__TASK INSTRUCTIONS__.
List every line below containing "иностранной".

__ENTRIES SHOWN__.

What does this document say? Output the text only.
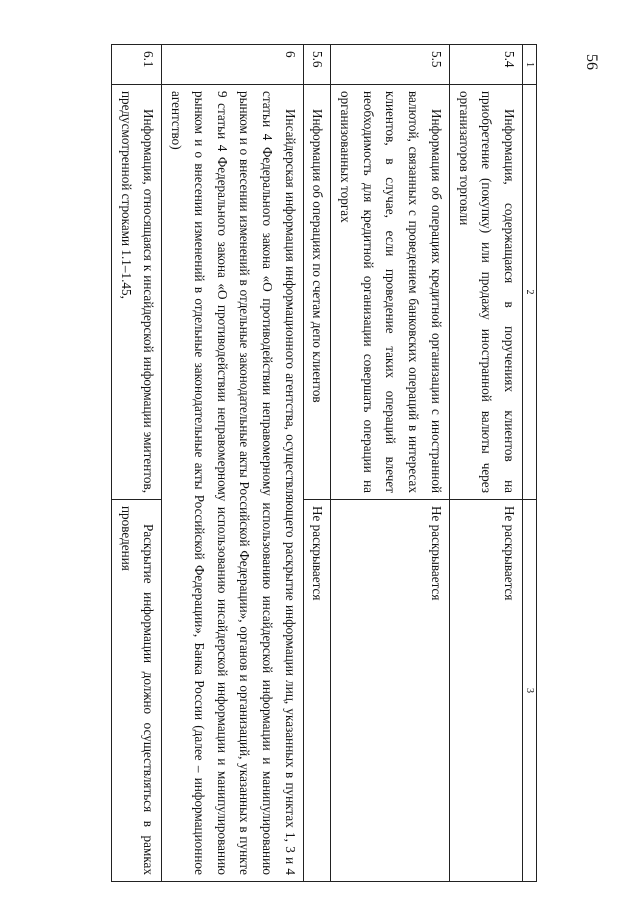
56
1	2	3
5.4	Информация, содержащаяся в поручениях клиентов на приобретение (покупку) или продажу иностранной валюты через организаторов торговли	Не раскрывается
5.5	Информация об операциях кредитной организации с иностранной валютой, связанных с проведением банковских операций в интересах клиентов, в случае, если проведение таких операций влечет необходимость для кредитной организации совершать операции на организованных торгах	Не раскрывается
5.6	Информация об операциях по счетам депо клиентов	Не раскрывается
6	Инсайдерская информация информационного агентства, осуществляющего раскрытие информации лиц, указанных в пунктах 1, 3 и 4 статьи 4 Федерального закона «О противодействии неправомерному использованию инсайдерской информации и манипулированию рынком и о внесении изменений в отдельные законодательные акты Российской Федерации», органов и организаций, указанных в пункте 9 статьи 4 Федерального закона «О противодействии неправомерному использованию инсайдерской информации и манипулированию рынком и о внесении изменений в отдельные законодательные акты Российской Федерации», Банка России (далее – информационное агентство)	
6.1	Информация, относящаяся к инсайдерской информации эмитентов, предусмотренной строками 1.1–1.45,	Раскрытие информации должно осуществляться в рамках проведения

__FINAL ANSWER__.
5.4	Информация, содержащаяся в поручениях клиентов на приобретение (покупку) или продажу иностранной валюты через организаторов торговли	Не раскрывается
5.5	Информация об операциях кредитной организации с иностранной валютой, связанных с проведением банковских операций в интересах клиентов, в случае, если проведение таких операций влечет необходимость для кредитной организации совершать операции на организованных торгах	Не раскрывается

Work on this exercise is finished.